== Entries

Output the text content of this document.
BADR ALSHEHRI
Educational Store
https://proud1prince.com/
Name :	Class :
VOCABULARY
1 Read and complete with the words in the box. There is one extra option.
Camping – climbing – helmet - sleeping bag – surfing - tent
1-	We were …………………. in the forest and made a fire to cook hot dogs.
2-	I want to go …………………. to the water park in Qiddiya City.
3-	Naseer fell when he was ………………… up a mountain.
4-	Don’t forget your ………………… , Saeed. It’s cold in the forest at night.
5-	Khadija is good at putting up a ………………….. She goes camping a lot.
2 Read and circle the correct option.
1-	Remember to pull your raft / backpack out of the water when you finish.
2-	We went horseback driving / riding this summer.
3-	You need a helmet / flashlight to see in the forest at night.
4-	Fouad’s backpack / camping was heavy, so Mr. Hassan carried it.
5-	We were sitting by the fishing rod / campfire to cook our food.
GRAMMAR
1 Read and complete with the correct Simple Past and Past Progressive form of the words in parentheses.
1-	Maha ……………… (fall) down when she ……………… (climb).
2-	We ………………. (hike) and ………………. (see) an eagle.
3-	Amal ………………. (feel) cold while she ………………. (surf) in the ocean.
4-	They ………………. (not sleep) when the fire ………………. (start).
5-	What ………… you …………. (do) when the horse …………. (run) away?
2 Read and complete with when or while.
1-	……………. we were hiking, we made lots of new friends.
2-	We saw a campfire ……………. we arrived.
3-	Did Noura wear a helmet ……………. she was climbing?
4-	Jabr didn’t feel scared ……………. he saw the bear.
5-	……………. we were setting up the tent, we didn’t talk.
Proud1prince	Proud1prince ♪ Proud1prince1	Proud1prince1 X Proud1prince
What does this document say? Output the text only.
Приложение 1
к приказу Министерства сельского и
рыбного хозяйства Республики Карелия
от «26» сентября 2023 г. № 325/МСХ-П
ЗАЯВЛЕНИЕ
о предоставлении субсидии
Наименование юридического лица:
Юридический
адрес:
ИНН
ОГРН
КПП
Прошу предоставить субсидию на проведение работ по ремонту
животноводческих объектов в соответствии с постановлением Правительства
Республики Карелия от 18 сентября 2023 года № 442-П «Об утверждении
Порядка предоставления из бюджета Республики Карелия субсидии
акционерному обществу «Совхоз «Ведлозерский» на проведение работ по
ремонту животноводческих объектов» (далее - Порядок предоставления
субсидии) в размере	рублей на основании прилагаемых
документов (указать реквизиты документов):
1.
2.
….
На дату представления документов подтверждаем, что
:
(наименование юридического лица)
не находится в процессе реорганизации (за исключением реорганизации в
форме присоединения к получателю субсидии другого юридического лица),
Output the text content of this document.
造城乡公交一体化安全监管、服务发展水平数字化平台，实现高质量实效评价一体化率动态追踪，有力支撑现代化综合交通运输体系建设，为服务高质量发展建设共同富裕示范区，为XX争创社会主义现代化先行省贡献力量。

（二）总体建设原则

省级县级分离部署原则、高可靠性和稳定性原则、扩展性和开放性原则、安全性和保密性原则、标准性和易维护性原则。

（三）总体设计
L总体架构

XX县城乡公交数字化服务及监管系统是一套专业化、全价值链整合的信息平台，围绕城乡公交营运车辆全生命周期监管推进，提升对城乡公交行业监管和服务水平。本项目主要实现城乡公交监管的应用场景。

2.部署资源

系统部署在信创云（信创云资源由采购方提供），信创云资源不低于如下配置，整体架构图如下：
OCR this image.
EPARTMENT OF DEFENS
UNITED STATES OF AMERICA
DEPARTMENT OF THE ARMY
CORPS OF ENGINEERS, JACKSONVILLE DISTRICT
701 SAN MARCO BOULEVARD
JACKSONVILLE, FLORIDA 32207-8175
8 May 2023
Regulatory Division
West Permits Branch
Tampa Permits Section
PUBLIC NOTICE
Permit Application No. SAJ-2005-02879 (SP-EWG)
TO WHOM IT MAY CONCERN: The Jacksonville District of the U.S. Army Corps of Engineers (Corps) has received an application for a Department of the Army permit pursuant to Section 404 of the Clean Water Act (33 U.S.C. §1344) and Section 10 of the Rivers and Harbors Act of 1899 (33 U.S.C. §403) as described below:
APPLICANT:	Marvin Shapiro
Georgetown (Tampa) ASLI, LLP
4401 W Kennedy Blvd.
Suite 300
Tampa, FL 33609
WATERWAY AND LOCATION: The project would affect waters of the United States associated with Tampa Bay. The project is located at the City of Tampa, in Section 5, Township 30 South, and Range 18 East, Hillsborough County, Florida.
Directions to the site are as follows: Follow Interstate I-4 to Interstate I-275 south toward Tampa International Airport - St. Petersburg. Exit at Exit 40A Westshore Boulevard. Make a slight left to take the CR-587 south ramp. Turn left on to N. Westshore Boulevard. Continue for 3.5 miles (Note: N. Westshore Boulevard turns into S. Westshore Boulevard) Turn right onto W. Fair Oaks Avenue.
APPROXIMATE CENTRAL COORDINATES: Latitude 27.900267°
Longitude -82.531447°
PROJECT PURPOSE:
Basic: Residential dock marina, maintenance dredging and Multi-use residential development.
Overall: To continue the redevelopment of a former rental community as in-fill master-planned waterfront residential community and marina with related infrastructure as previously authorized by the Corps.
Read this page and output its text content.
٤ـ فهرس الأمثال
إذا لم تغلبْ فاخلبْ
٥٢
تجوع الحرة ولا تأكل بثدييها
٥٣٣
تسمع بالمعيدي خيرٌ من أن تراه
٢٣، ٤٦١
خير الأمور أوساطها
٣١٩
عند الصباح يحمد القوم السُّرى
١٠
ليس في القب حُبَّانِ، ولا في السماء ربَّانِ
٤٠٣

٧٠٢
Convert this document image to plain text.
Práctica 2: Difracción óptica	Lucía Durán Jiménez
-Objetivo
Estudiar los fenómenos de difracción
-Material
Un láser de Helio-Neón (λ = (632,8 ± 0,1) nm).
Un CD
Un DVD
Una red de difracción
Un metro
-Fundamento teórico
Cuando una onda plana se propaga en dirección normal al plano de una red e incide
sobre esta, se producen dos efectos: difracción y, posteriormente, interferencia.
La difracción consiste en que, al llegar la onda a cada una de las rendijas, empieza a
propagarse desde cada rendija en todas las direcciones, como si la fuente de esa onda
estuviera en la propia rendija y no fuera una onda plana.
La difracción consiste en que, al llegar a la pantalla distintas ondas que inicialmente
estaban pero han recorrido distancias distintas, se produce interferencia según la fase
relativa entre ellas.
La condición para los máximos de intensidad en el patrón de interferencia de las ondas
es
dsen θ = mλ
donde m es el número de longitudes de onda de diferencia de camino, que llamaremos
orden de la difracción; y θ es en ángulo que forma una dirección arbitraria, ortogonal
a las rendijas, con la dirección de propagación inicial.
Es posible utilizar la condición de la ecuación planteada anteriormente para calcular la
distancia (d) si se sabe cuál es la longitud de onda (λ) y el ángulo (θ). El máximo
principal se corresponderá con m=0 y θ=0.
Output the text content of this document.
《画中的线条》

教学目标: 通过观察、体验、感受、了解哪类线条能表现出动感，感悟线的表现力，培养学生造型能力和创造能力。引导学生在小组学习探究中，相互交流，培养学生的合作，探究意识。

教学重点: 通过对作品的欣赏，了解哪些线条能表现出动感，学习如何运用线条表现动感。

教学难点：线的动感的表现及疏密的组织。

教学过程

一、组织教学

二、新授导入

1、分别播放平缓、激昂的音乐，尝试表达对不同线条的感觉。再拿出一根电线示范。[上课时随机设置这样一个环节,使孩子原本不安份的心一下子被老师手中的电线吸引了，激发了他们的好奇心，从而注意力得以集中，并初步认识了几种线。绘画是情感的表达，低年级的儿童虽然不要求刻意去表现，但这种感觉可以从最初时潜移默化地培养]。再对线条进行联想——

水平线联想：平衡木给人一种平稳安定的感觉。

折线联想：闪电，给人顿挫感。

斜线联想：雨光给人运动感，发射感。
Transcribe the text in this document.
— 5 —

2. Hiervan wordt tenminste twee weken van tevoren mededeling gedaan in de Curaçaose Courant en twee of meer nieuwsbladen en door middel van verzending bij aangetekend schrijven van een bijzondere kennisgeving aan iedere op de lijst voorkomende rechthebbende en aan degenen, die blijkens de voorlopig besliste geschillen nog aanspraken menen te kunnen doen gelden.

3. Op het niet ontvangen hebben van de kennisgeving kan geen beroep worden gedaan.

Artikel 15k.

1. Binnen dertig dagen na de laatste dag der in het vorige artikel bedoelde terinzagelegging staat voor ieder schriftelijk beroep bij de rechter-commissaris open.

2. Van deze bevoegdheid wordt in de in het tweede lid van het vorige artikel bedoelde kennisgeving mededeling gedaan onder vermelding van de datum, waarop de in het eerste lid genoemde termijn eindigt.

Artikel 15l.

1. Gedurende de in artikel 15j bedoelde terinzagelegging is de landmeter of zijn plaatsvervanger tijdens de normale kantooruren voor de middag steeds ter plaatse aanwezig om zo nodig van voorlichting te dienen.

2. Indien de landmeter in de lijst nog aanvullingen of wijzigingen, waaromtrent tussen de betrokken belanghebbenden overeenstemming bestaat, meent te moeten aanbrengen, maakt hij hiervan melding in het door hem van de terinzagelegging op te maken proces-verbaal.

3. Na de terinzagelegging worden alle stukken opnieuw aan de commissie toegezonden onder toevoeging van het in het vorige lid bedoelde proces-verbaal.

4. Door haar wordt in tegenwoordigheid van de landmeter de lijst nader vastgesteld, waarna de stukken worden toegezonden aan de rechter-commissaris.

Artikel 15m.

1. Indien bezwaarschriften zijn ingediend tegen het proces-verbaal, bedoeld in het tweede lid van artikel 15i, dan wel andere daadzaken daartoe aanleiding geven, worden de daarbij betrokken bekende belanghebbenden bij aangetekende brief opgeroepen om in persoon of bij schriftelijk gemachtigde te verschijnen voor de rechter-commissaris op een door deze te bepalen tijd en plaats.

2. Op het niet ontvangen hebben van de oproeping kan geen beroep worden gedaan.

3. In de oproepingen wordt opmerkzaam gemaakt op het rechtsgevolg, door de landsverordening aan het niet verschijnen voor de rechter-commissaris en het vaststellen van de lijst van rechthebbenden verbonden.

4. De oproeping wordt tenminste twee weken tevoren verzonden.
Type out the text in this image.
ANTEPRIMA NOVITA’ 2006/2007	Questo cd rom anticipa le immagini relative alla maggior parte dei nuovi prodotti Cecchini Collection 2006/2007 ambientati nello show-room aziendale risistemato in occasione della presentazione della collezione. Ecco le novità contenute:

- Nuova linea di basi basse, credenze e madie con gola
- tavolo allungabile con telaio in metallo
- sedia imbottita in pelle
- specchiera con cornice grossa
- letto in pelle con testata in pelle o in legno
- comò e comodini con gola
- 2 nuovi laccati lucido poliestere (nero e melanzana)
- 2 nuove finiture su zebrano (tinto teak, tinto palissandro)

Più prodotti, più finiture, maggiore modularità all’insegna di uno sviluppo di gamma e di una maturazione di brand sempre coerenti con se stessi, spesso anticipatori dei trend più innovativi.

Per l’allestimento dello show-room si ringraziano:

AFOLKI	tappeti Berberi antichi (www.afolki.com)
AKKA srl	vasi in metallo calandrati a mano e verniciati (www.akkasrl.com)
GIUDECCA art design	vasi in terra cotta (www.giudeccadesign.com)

====

Directions: Read the entries and pick out all lines that include the word "image".

Complete response:
OCR this image.
Convert this document image to plain text.
Type out the text in this image.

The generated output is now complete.